**What you need to do:**
Reproduce the whole listing exactly.

**Data for analysis:**
---
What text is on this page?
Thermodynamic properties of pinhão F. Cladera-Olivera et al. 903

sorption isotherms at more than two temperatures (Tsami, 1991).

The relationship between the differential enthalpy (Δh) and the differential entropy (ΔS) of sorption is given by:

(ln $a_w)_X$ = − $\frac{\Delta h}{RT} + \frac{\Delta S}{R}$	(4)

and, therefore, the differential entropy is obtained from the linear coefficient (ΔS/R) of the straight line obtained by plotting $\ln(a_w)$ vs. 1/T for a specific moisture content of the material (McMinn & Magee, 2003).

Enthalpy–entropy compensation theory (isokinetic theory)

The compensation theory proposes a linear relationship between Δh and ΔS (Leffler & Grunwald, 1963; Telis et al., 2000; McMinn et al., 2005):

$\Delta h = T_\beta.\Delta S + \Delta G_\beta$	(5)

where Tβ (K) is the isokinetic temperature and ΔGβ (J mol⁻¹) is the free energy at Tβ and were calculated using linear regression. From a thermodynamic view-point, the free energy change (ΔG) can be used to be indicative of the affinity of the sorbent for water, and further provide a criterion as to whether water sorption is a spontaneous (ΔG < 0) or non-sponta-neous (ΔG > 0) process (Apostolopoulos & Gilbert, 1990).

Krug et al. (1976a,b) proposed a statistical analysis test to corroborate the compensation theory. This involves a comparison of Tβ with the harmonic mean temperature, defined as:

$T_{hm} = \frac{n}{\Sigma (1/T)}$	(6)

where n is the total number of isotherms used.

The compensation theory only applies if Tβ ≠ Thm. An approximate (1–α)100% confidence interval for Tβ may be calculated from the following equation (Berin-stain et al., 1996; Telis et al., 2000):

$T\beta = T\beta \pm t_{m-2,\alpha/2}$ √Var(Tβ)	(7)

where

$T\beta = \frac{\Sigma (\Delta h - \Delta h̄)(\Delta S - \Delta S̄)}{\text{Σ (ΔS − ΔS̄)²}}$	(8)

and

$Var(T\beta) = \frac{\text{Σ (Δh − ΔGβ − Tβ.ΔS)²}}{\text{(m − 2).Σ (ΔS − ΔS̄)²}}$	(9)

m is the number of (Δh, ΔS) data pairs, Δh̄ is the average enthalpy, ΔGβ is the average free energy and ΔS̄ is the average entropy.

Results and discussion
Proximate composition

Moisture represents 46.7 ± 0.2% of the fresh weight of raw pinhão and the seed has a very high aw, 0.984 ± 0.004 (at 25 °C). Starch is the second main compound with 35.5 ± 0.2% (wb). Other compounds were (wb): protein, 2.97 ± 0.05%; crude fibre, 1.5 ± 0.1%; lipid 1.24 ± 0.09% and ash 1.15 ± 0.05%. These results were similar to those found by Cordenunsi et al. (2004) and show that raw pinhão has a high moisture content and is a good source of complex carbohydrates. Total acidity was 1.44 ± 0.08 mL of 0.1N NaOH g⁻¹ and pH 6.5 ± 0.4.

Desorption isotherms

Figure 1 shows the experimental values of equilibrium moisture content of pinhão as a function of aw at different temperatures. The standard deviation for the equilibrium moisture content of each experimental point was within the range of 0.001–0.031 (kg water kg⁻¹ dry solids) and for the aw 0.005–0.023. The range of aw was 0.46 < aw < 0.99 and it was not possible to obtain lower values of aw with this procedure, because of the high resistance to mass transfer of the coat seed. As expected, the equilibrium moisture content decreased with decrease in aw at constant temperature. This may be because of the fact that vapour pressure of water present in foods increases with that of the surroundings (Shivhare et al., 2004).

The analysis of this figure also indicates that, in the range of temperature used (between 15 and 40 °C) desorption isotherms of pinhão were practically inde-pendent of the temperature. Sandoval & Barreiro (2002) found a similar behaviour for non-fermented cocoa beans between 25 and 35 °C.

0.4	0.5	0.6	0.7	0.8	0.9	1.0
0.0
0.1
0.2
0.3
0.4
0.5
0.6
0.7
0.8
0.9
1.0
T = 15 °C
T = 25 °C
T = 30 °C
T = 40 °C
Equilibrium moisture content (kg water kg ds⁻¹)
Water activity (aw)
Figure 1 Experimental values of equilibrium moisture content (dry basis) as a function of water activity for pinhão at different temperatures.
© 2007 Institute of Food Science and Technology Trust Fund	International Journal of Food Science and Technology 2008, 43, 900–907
---
**Completed exercise:**
What text is on this page?
Thermodynamic properties of pinhão F. Cladera-Olivera et al. 903

sorption isotherms at more than two temperatures (Tsami, 1991).

The relationship between the differential enthalpy (Δh) and the differential entropy (ΔS) of sorption is given by:

(ln $a_w)_X$ = − $\frac{\Delta h}{RT} + \frac{\Delta S}{R}$	(4)

and, therefore, the differential entropy is obtained from the linear coefficient (ΔS/R) of the straight line obtained by plotting $\ln(a_w)$ vs. 1/T for a specific moisture content of the material (McMinn & Magee, 2003).

Enthalpy–entropy compensation theory (isokinetic theory)

The compensation theory proposes a linear relationship between Δh and ΔS (Leffler & Grunwald, 1963; Telis et al., 2000; McMinn et al., 2005):

$\Delta h = T_\beta.\Delta S + \Delta G_\beta$	(5)

where Tβ (K) is the isokinetic temperature and ΔGβ (J mol⁻¹) is the free energy at Tβ and were calculated using linear regression. From a thermodynamic view-point, the free energy change (ΔG) can be used to be indicative of the affinity of the sorbent for water, and further provide a criterion as to whether water sorption is a spontaneous (ΔG < 0) or non-sponta-neous (ΔG > 0) process (Apostolopoulos & Gilbert, 1990).

Krug et al. (1976a,b) proposed a statistical analysis test to corroborate the compensation theory. This involves a comparison of Tβ with the harmonic mean temperature, defined as:

$T_{hm} = \frac{n}{\Sigma (1/T)}$	(6)

where n is the total number of isotherms used.

The compensation theory only applies if Tβ ≠ Thm. An approximate (1–α)100% confidence interval for Tβ may be calculated from the following equation (Berin-stain et al., 1996; Telis et al., 2000):

$T\beta = T\beta \pm t_{m-2,\alpha/2}$ √Var(Tβ)	(7)

where

$T\beta = \frac{\Sigma (\Delta h - \Delta h̄)(\Delta S - \Delta S̄)}{\text{Σ (ΔS − ΔS̄)²}}$	(8)

and

$Var(T\beta) = \frac{\text{Σ (Δh − ΔGβ − Tβ.ΔS)²}}{\text{(m − 2).Σ (ΔS − ΔS̄)²}}$	(9)

m is the number of (Δh, ΔS) data pairs, Δh̄ is the average enthalpy, ΔGβ is the average free energy and ΔS̄ is the average entropy.

Results and discussion
Proximate composition

Moisture represents 46.7 ± 0.2% of the fresh weight of raw pinhão and the seed has a very high aw, 0.984 ± 0.004 (at 25 °C). Starch is the second main compound with 35.5 ± 0.2% (wb). Other compounds were (wb): protein, 2.97 ± 0.05%; crude fibre, 1.5 ± 0.1%; lipid 1.24 ± 0.09% and ash 1.15 ± 0.05%. These results were similar to those found by Cordenunsi et al. (2004) and show that raw pinhão has a high moisture content and is a good source of complex carbohydrates. Total acidity was 1.44 ± 0.08 mL of 0.1N NaOH g⁻¹ and pH 6.5 ± 0.4.

Desorption isotherms

Figure 1 shows the experimental values of equilibrium moisture content of pinhão as a function of aw at different temperatures. The standard deviation for the equilibrium moisture content of each experimental point was within the range of 0.001–0.031 (kg water kg⁻¹ dry solids) and for the aw 0.005–0.023. The range of aw was 0.46 < aw < 0.99 and it was not possible to obtain lower values of aw with this procedure, because of the high resistance to mass transfer of the coat seed. As expected, the equilibrium moisture content decreased with decrease in aw at constant temperature. This may be because of the fact that vapour pressure of water present in foods increases with that of the surroundings (Shivhare et al., 2004).

The analysis of this figure also indicates that, in the range of temperature used (between 15 and 40 °C) desorption isotherms of pinhão were practically inde-pendent of the temperature. Sandoval & Barreiro (2002) found a similar behaviour for non-fermented cocoa beans between 25 and 35 °C.

0.4	0.5	0.6	0.7	0.8	0.9	1.0
0.0
0.1
0.2
0.3
0.4
0.5
0.6
0.7
0.8
0.9
1.0
T = 15 °C
T = 25 °C
T = 30 °C
T = 40 °C
Equilibrium moisture content (kg water kg ds⁻¹)
Water activity (aw)
Figure 1 Experimental values of equilibrium moisture content (dry basis) as a function of water activity for pinhão at different temperatures.
© 2007 Institute of Food Science and Technology Trust Fund	International Journal of Food Science and Technology 2008, 43, 900–907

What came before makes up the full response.